▶ [What is asked] From the data that follows, report how many lines hold the string "ylabel", giving only the number.

►

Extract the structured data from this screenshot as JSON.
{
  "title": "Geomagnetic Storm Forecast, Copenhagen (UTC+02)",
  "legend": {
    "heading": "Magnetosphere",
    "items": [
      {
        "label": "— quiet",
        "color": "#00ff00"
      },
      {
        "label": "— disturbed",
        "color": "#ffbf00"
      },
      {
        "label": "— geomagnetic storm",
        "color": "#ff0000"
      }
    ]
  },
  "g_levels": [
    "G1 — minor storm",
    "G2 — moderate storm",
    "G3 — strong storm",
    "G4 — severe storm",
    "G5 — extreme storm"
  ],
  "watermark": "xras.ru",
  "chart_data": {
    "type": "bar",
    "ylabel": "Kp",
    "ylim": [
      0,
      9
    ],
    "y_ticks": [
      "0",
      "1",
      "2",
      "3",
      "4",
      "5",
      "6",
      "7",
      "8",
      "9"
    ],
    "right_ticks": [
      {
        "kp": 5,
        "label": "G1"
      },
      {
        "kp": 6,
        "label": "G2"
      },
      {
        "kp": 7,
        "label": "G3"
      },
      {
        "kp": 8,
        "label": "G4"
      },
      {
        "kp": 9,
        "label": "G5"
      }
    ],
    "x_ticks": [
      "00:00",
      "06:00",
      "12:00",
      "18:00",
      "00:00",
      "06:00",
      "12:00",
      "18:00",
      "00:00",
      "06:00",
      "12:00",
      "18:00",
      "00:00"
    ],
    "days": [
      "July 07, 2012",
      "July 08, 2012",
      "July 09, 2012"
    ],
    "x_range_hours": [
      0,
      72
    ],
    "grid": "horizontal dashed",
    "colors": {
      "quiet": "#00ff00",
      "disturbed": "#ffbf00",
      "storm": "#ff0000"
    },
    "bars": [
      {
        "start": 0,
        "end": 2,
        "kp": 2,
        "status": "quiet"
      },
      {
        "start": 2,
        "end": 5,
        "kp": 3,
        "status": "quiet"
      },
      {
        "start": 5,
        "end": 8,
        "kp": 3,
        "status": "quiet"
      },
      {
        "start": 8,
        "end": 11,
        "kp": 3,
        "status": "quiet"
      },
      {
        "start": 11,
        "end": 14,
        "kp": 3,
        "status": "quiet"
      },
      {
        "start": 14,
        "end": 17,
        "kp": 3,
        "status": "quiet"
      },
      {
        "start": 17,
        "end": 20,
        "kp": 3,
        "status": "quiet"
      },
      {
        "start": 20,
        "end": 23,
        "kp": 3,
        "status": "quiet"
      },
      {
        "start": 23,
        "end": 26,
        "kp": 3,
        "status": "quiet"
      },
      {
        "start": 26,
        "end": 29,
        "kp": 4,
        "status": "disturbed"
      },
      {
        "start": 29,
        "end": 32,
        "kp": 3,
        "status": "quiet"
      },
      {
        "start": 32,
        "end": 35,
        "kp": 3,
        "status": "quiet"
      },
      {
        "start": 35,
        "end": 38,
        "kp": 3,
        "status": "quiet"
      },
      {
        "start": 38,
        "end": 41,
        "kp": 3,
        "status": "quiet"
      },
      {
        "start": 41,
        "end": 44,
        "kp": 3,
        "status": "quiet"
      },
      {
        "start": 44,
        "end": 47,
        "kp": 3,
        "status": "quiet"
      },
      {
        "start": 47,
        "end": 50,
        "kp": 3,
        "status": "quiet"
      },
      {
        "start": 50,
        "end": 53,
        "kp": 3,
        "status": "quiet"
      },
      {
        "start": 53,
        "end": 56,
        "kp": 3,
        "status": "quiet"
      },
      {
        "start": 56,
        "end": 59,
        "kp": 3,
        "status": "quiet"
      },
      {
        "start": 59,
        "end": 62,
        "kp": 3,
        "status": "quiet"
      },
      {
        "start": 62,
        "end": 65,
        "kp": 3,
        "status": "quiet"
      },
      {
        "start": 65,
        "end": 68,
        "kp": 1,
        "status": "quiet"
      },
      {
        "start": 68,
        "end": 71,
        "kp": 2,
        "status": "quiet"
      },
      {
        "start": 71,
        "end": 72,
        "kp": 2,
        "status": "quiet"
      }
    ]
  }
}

◄
►

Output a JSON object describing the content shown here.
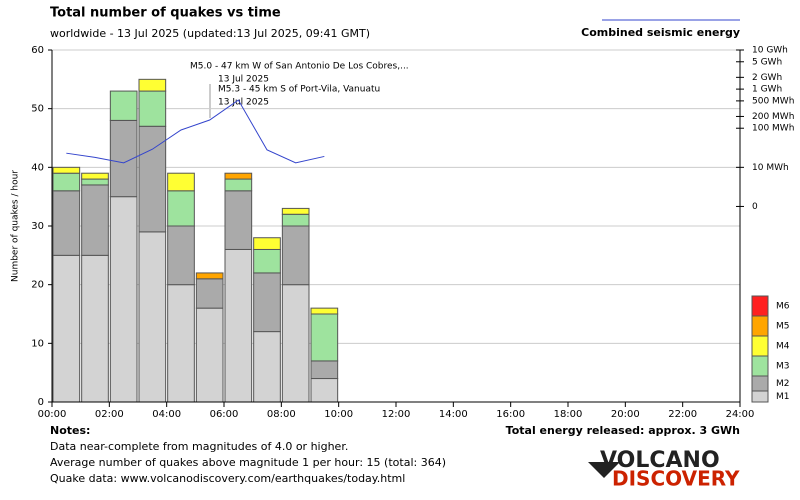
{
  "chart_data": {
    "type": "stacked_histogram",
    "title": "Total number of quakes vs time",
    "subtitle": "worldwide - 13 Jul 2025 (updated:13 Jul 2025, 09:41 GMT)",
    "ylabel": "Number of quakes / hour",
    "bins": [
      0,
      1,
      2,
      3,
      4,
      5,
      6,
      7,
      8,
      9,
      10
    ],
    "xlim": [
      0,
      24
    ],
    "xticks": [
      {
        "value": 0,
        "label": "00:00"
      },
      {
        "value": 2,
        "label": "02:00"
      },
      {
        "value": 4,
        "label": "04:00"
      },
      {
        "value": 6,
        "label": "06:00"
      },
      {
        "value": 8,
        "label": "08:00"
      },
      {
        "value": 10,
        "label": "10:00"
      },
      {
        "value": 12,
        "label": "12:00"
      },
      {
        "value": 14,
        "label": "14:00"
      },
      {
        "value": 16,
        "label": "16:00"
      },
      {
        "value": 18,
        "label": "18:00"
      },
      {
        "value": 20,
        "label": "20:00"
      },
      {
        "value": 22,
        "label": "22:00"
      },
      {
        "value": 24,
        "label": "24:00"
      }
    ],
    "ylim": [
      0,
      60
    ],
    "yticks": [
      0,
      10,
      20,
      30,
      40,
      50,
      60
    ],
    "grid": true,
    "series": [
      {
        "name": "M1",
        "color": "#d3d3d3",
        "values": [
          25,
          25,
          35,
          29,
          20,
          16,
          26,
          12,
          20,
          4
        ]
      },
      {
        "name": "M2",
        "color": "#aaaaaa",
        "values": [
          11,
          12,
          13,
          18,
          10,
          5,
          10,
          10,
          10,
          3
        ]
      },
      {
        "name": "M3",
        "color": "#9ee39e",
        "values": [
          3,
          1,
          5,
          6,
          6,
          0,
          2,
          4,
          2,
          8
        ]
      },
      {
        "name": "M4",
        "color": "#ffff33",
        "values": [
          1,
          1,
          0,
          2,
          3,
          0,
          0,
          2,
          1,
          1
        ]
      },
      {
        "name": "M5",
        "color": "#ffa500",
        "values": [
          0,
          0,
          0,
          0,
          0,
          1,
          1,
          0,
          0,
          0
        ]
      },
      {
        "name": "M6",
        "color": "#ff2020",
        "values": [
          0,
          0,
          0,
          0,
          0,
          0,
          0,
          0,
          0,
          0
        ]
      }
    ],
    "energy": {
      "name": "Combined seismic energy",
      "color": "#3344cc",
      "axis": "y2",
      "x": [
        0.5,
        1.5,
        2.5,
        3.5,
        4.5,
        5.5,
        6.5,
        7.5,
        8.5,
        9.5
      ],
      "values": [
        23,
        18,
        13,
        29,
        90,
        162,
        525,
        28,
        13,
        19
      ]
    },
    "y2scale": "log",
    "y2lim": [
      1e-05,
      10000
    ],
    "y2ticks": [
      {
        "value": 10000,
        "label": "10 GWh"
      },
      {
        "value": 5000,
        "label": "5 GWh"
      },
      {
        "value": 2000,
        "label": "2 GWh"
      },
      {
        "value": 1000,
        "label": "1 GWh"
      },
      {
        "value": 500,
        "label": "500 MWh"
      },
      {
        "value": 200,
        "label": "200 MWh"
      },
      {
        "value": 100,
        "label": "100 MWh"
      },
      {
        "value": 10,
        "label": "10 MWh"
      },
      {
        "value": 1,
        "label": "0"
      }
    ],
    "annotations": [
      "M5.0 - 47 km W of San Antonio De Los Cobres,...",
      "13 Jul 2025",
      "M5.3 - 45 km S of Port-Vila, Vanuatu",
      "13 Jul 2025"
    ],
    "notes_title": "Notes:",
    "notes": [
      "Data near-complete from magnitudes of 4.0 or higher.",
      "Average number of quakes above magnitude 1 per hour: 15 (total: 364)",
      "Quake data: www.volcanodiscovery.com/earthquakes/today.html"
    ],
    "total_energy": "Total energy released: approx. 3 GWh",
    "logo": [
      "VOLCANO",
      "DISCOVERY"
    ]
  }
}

◄

▶ [Full answer] 2